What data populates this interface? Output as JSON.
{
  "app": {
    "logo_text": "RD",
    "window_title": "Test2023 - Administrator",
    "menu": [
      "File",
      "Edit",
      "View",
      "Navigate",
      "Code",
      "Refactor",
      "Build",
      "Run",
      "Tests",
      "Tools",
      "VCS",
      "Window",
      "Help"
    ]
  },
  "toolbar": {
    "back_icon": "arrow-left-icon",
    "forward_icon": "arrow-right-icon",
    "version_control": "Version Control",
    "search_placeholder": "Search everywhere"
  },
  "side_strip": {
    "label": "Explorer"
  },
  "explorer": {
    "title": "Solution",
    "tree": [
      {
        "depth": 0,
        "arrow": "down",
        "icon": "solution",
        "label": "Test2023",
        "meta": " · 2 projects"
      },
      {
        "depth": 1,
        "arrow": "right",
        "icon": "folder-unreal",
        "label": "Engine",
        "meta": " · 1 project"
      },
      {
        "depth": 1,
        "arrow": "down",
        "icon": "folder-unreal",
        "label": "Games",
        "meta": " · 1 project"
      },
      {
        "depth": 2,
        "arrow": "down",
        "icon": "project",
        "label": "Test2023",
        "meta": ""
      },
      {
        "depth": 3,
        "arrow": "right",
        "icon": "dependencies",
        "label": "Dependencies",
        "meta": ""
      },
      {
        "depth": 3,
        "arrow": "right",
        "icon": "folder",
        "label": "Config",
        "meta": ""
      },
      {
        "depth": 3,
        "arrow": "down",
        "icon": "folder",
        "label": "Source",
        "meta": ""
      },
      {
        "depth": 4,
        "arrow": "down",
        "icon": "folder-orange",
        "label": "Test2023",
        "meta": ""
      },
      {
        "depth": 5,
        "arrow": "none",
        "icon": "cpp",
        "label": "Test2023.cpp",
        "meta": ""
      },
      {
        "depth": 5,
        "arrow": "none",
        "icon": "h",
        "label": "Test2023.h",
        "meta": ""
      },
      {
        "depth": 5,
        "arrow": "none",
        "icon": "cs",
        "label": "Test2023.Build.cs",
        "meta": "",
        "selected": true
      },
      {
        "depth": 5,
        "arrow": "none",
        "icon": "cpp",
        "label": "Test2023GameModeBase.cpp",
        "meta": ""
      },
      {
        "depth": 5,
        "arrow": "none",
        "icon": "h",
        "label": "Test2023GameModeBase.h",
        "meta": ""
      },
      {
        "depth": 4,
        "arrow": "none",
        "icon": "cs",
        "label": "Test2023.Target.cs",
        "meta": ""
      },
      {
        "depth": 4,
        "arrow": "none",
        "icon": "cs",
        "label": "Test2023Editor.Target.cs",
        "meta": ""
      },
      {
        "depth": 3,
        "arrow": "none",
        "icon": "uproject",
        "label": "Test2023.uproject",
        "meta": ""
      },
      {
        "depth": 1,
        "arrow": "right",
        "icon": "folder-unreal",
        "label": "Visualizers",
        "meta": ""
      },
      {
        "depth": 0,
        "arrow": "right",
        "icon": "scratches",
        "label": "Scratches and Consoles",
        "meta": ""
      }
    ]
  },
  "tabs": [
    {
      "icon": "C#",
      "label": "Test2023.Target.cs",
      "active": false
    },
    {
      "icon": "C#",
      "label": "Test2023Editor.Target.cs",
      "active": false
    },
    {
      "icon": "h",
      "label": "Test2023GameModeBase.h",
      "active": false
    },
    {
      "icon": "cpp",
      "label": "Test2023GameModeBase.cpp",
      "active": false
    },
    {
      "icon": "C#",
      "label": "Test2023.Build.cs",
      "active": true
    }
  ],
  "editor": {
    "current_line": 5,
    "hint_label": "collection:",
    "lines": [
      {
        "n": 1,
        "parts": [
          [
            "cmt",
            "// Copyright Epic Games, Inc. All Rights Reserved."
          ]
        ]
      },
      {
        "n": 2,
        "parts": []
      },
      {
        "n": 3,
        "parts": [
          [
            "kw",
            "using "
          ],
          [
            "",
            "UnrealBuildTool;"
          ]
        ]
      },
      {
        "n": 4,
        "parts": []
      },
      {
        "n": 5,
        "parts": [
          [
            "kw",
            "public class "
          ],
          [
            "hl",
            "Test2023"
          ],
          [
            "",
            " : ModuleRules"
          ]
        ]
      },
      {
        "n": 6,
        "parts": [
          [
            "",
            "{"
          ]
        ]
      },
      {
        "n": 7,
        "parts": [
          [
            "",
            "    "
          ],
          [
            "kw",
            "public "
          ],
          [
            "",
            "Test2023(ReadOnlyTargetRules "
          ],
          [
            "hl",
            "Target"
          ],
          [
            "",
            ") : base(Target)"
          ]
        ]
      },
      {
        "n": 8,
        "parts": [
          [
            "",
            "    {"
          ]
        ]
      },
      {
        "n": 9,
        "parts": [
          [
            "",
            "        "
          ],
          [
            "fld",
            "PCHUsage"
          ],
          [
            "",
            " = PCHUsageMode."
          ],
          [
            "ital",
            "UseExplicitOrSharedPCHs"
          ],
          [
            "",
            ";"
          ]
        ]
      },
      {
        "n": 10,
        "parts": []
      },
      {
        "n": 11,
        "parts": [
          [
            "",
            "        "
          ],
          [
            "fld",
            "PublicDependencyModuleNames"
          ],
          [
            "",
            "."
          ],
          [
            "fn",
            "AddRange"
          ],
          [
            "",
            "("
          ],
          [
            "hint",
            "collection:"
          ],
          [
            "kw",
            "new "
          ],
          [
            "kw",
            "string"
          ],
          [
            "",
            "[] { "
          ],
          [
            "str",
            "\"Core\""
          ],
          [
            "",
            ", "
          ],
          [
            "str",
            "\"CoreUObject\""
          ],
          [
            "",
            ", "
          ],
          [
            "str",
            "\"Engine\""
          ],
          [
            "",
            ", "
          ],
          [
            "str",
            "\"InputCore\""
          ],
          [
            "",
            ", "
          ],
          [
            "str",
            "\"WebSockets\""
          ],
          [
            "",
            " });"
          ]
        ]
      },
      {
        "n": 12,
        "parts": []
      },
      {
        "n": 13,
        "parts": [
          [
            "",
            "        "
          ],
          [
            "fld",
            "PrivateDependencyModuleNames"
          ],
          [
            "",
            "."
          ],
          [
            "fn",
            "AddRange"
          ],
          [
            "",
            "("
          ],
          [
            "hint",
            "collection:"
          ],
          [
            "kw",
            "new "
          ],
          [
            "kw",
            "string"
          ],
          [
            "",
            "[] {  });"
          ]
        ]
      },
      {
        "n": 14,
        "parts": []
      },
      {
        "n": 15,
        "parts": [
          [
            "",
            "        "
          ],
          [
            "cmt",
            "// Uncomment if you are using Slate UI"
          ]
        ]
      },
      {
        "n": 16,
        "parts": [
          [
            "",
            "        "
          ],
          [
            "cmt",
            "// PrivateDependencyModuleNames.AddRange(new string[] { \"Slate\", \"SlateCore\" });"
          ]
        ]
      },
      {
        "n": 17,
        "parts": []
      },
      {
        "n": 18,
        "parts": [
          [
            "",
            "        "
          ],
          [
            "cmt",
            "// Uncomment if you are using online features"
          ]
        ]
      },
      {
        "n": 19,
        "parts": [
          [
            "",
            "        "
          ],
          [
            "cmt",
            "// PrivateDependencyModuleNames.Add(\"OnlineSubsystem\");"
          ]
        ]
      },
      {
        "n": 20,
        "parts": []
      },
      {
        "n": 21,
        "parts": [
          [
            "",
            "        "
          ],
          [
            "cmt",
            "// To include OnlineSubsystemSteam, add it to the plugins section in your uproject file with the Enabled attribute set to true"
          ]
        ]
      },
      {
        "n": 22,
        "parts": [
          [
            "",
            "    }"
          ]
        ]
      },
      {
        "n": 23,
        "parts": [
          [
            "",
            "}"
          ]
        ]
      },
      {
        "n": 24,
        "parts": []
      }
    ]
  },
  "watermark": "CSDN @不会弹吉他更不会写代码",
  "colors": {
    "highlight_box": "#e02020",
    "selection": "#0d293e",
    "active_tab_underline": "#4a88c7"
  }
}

▬▬▬▬▬▬

**Aim of the exercise:** Tally the lines in this data that hold the word "Slate" and state only the count.

**The answer:** 2